You write poetry Kathy? Have you posted any on lit net? I've never noticed?

brainstrain
11-30-2006, 11:58 PM
All these professional criteques aside, i like your poems. They have simple, easy to discern meanings (even if the meaning of the second one isn't really a meaning at all). Too many poets hide their purpose under layers and layers of adjectives and adverbs. I occasionally write poetry myself, and yours is much better than mine. I regetfully have had to confess to myself that I am not and never will be a poet =P.

Yay for you!

Virgil
12-01-2006, 12:03 AM
All these professional criteques aside, i like your poems. They have simple, easy to discern meanings (even if the meaning of the second one isn't really a meaning at all). Too many poets hide their purpose under layers and layers of adjectives and adverbs. I occasionally write poetry myself, and yours is much better than mine. I regetfully have had to confess to myself that I am not and never will be a poet =P.

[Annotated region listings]
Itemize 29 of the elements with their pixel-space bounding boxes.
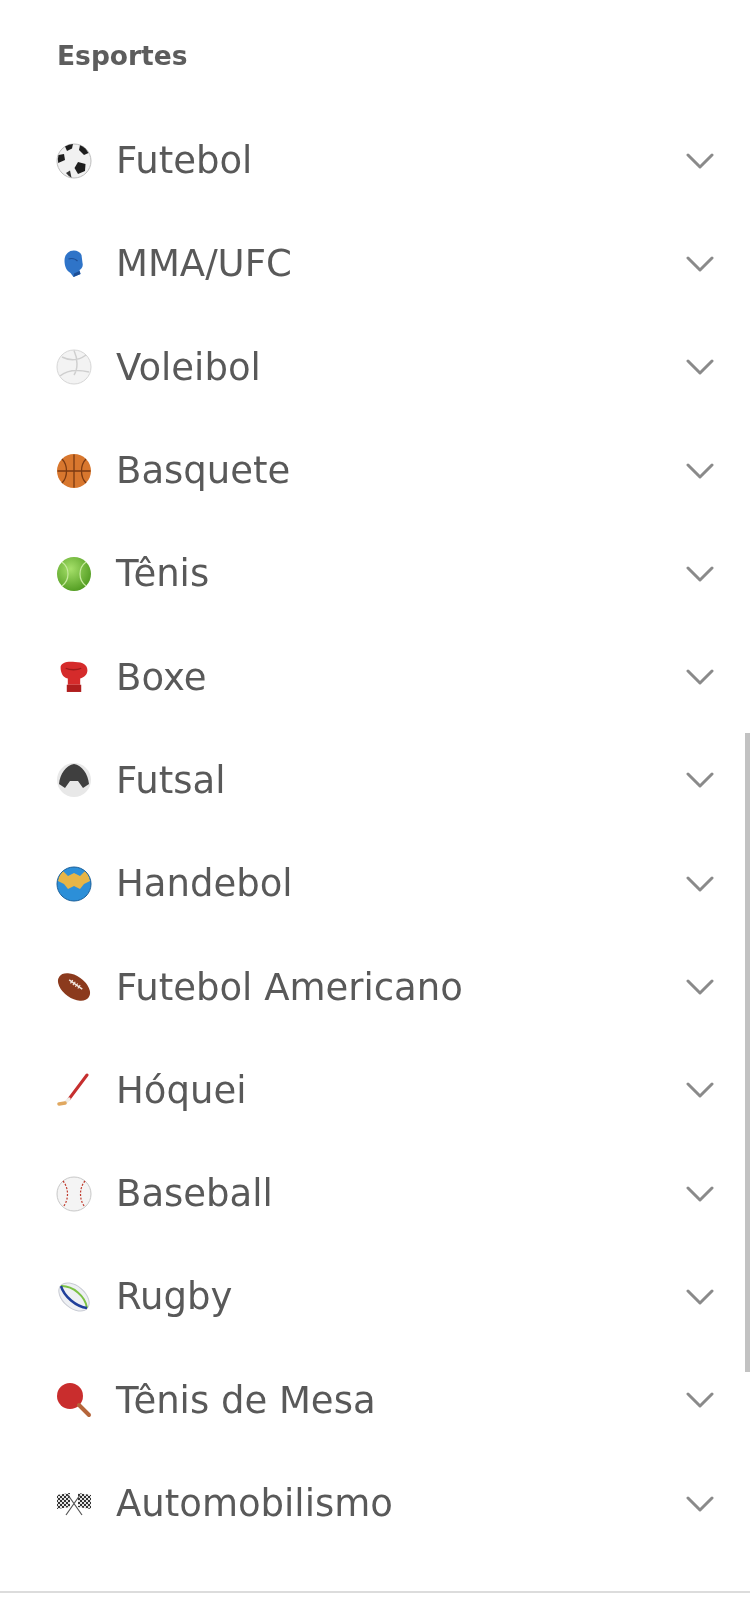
sport-menu-item[interactable]: Baseball [55,1141,714,1246]
paddle-icon [55,1382,92,1419]
sport-menu-item[interactable]: Basquete [55,418,714,523]
sport-menu-item[interactable]: Futebol [55,109,714,213]
hockey-stick-icon [56,1073,91,1108]
sport-menu-item[interactable]: Voleibol [55,315,714,419]
basketball-icon [55,452,92,489]
volleyball-icon [55,349,92,386]
sport-menu-item[interactable]: MMA/UFC [55,212,714,316]
flags-icon [55,1491,92,1516]
tennis-ball-icon [55,555,92,592]
ball-icon [55,762,92,799]
baseball-icon [55,1175,92,1212]
sport-menu-item[interactable]: Tênis [55,522,714,626]
scrollbar-thumb[interactable] [745,733,750,1372]
boxing-glove-icon [58,661,89,694]
rugby-ball-icon [56,1279,91,1314]
sport-menu-item[interactable]: Tênis de Mesa [55,1348,714,1452]
sport-menu-item[interactable]: Hóquei [55,1038,714,1142]
sport-menu-item[interactable]: Futebol Americano [55,935,714,1039]
sport-menu-item[interactable]: Automobilismo [55,1451,714,1556]
sport-menu-item[interactable]: Rugby [55,1245,714,1349]
sport-menu-item[interactable]: Futsal [55,728,714,833]
handball-icon [55,865,92,902]
soccer-ball-icon [55,142,92,179]
football-icon [56,970,91,1004]
sport-menu-item[interactable]: Boxe [55,625,714,729]
section-title: Esportes [57,40,188,72]
sport-menu-item[interactable]: Handebol [55,832,714,936]
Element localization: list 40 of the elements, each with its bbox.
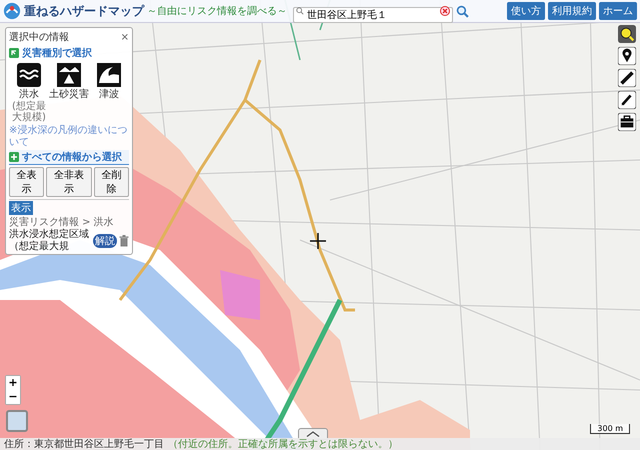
display-badge: 表示 [9, 201, 33, 215]
header-button[interactable]: 使い方 [507, 2, 545, 20]
clear-icon[interactable] [440, 6, 450, 16]
action-button[interactable]: 全削除 [94, 167, 129, 197]
info-button[interactable]: 解説 [93, 234, 117, 248]
scale-label: 300 m [597, 424, 623, 433]
hazard-note: (想定最大規模) [11, 101, 47, 123]
action-button[interactable]: 全表示 [8, 167, 44, 197]
hazard-label[interactable]: 津波 [99, 87, 119, 101]
chevron-up-icon [306, 431, 320, 437]
hazard-area [220, 270, 260, 320]
pencil-icon[interactable] [618, 91, 636, 109]
layer-thumbnail[interactable] [6, 410, 28, 432]
map-pin-icon[interactable] [618, 47, 636, 65]
wave-icon[interactable] [17, 63, 41, 87]
hazard-label[interactable]: 土砂災害 [49, 87, 89, 101]
action-button[interactable]: 全非表示 [46, 167, 92, 197]
plus-icon [9, 152, 19, 162]
header-button[interactable]: 利用規約 [548, 2, 596, 20]
search-icon[interactable] [456, 4, 469, 18]
search-field[interactable]: 世田谷区上野毛１ [293, 7, 453, 23]
crosshair-icon [310, 233, 326, 249]
app-subtitle: ～自由にリスク情報を調べる～ [147, 4, 287, 18]
app-title: 重ねるハザードマップ [24, 2, 144, 20]
layer-name: 洪水浸水想定区域（想定最大規 [9, 229, 90, 252]
ruler-icon[interactable] [618, 69, 636, 87]
close-button[interactable]: × [120, 32, 129, 42]
address-text: 住所：東京都世田谷区上野毛一丁目 [4, 438, 164, 450]
landslide-icon[interactable] [57, 63, 81, 87]
tsunami-wave-icon[interactable] [97, 63, 121, 87]
hazard-label[interactable]: 洪水 [19, 87, 39, 101]
header-button[interactable]: ホーム [599, 2, 637, 20]
section-heading[interactable]: 災害種別で選択 [22, 46, 92, 60]
trash-icon[interactable] [119, 234, 129, 246]
address-note: （付近の住所。正確な所属を示すとは限らない。） [168, 438, 398, 450]
briefcase-icon[interactable] [618, 113, 636, 131]
panel-title: 選択中の情報 [9, 30, 69, 44]
magnifier-icon[interactable] [618, 25, 636, 43]
search-icon [296, 7, 304, 15]
layer-category: 災害リスク情報 > 洪水 [9, 216, 115, 228]
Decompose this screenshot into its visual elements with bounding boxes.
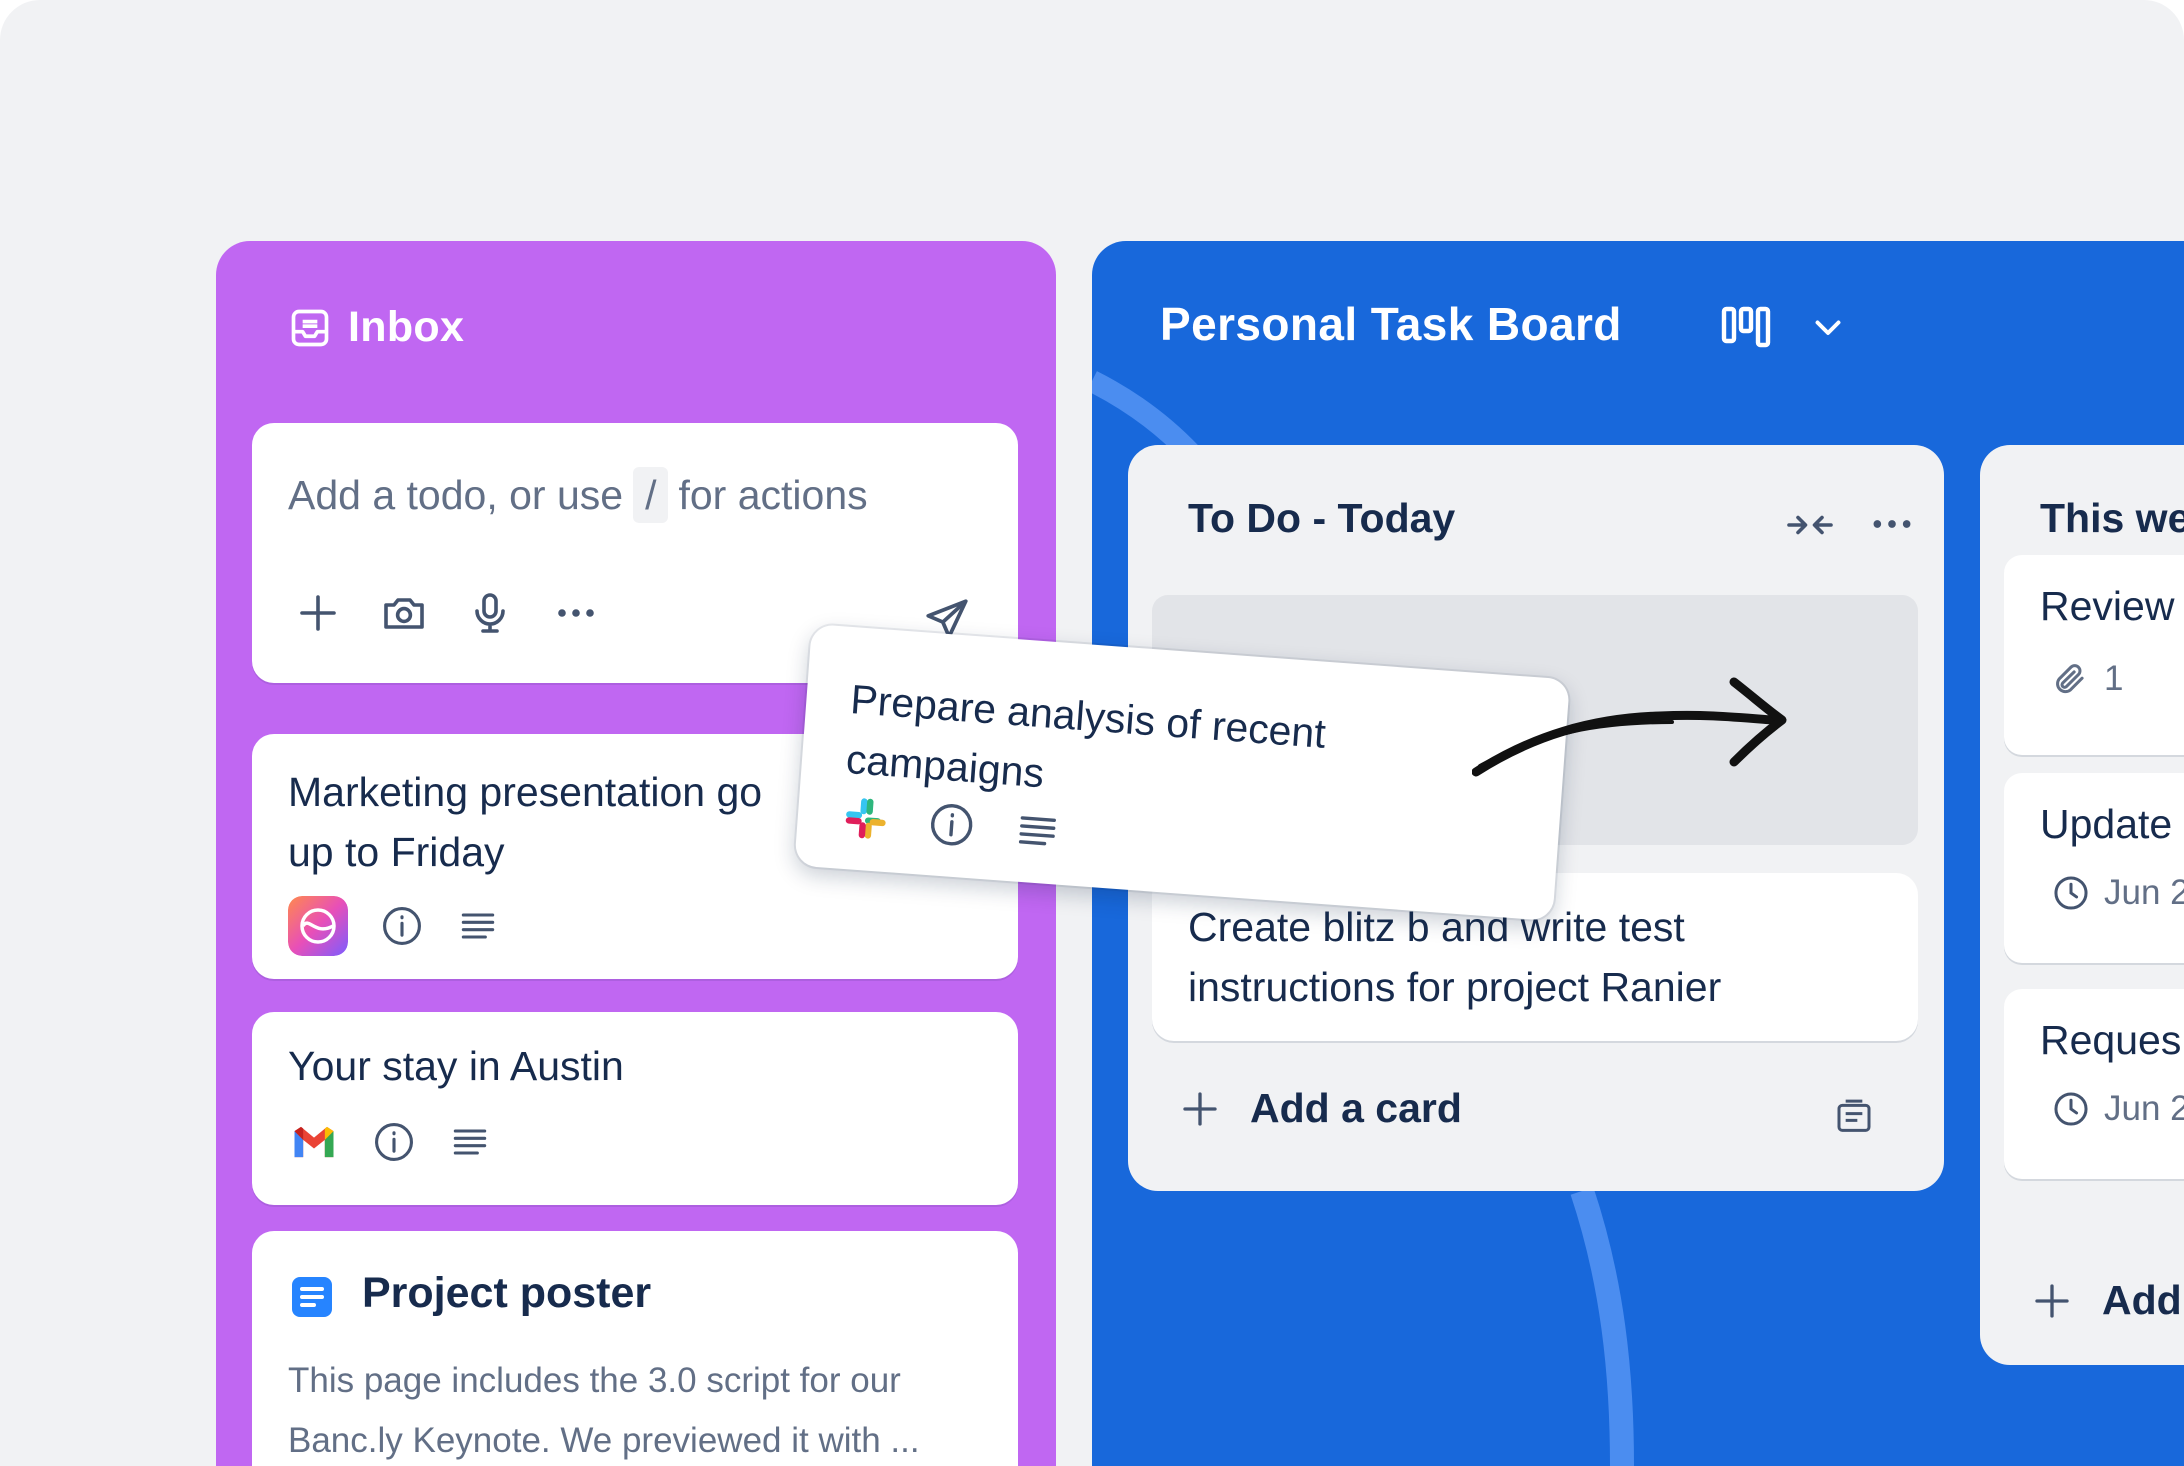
collapse-icon[interactable] bbox=[1786, 507, 1834, 543]
due-date: Jun 2 bbox=[2104, 873, 2184, 912]
card-meta bbox=[288, 896, 500, 956]
card-title: Reques bbox=[2040, 1017, 2182, 1063]
shortcut-key: / bbox=[633, 467, 669, 523]
add-card-button[interactable]: Add bbox=[2032, 1277, 2182, 1324]
card-description: This page includes the 3.0 script for ou… bbox=[288, 1361, 920, 1460]
add-icon[interactable] bbox=[294, 589, 342, 637]
inbox-card-austin[interactable]: Your stay in Austin bbox=[252, 1012, 1018, 1205]
description-icon bbox=[1018, 816, 1056, 846]
list-this-week: This we Review 1 Update Jun 2 Reques Jun… bbox=[1980, 445, 2184, 1365]
info-icon[interactable] bbox=[372, 1120, 416, 1164]
board-title[interactable]: Personal Task Board bbox=[1160, 297, 1622, 351]
card-meta: Jun 2 bbox=[2052, 1089, 2184, 1129]
composer-input[interactable]: Add a todo, or use / for actions bbox=[288, 467, 868, 523]
clock-icon bbox=[2054, 876, 2088, 910]
app-source-icon bbox=[288, 896, 348, 956]
composer-placeholder: Add a todo, or use bbox=[288, 471, 624, 518]
add-card-button[interactable]: Add a card bbox=[1180, 1085, 1462, 1132]
composer-toolbar bbox=[294, 589, 600, 637]
info-icon[interactable] bbox=[380, 904, 424, 948]
card-meta: 1 bbox=[2052, 659, 2123, 699]
inbox-card-project-poster[interactable]: Project poster This page includes the 3.… bbox=[252, 1231, 1018, 1466]
description-icon bbox=[453, 1129, 487, 1155]
add-card-label: Add a card bbox=[1250, 1085, 1462, 1131]
add-card-label: Add bbox=[2102, 1277, 2182, 1323]
camera-icon[interactable] bbox=[380, 589, 428, 637]
plus-icon bbox=[2035, 1283, 2069, 1318]
description-icon bbox=[461, 913, 495, 939]
document-icon bbox=[292, 1277, 332, 1317]
list-card[interactable]: Reques Jun 2 bbox=[2004, 989, 2184, 1179]
card-title-line: up to Friday bbox=[288, 829, 505, 875]
due-date: Jun 2 bbox=[2104, 1089, 2184, 1128]
slack-icon bbox=[845, 798, 886, 839]
drag-direction-arrow-icon bbox=[1472, 677, 1787, 777]
card-title: Project poster bbox=[362, 1269, 652, 1317]
composer-placeholder-suffix: for actions bbox=[678, 471, 868, 518]
list-title[interactable]: To Do - Today bbox=[1188, 495, 1455, 542]
chevron-down-icon[interactable] bbox=[1808, 309, 1848, 345]
card-template-icon[interactable] bbox=[1834, 1097, 1874, 1137]
list-title[interactable]: This we bbox=[2040, 495, 2184, 542]
inbox-header: Inbox bbox=[288, 303, 464, 352]
card-title: Marketing presentation go up to Friday bbox=[288, 762, 762, 882]
card-title: Update bbox=[2040, 801, 2173, 847]
board-view-icon[interactable] bbox=[1720, 303, 1772, 351]
clock-icon bbox=[2054, 1092, 2088, 1126]
attachment-icon bbox=[2056, 664, 2084, 694]
card-meta bbox=[288, 1116, 492, 1168]
inbox-title: Inbox bbox=[348, 303, 465, 351]
card-meta: Jun 2 bbox=[2052, 873, 2184, 913]
card-title-line: Marketing presentation go bbox=[288, 769, 763, 815]
list-card[interactable]: Update Jun 2 bbox=[2004, 773, 2184, 963]
card-title: Your stay in Austin bbox=[288, 1043, 624, 1089]
app-frame: Inbox Add a todo, or use / for actions M… bbox=[0, 0, 2184, 1466]
attachment-count: 1 bbox=[2104, 659, 2124, 698]
inbox-icon bbox=[291, 309, 329, 346]
list-card[interactable]: Review 1 bbox=[2004, 555, 2184, 755]
gmail-icon bbox=[294, 1126, 334, 1158]
more-icon[interactable] bbox=[552, 589, 600, 637]
more-icon[interactable] bbox=[1870, 509, 1914, 539]
plus-icon bbox=[1183, 1091, 1217, 1126]
card-title: Review bbox=[2040, 583, 2175, 629]
info-icon[interactable] bbox=[926, 799, 977, 850]
microphone-icon[interactable] bbox=[466, 589, 514, 637]
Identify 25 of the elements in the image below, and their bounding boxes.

### [Complete the following]
**a)** Reproduce the forum thread word for word, starting at "You write poetry" and ending at "Yay for you!".
**b)** Write out the lines of the records verbatim, starting at the line that contains "collapse-icon[interactable] bbox=[1786, 507, 1834, 543]" and ending at the line that contains "card-description: This page".
The forum thread and the records have different sources.

### [Task-by-task outputs]
**a)**
You write poetry Kathy? Have you posted any on lit net? I've never noticed?

brainstrain
11-30-2006, 11:58 PM
All these professional criteques aside, i like your poems. They have simple, easy to discern meanings (even if the meaning of the second one isn't really a meaning at all). Too many poets hide their purpose under layers and layers of adjectives and adverbs. I occasionally write poetry myself, and yours is much better than mine. I regetfully have had to confess to myself that I am not and never will be a poet =P.

Yay for you!

**b)**
collapse-icon[interactable] bbox=[1786, 507, 1834, 543]
due-date: Jun 2 bbox=[2104, 873, 2184, 912]
card-meta bbox=[288, 896, 500, 956]
card-title: Reques bbox=[2040, 1017, 2182, 1063]
shortcut-key: / bbox=[633, 467, 669, 523]
add-card-button[interactable]: Add bbox=[2032, 1277, 2182, 1324]
card-description: This page includes the 3.0 script for ou… bbox=[288, 1361, 920, 1460]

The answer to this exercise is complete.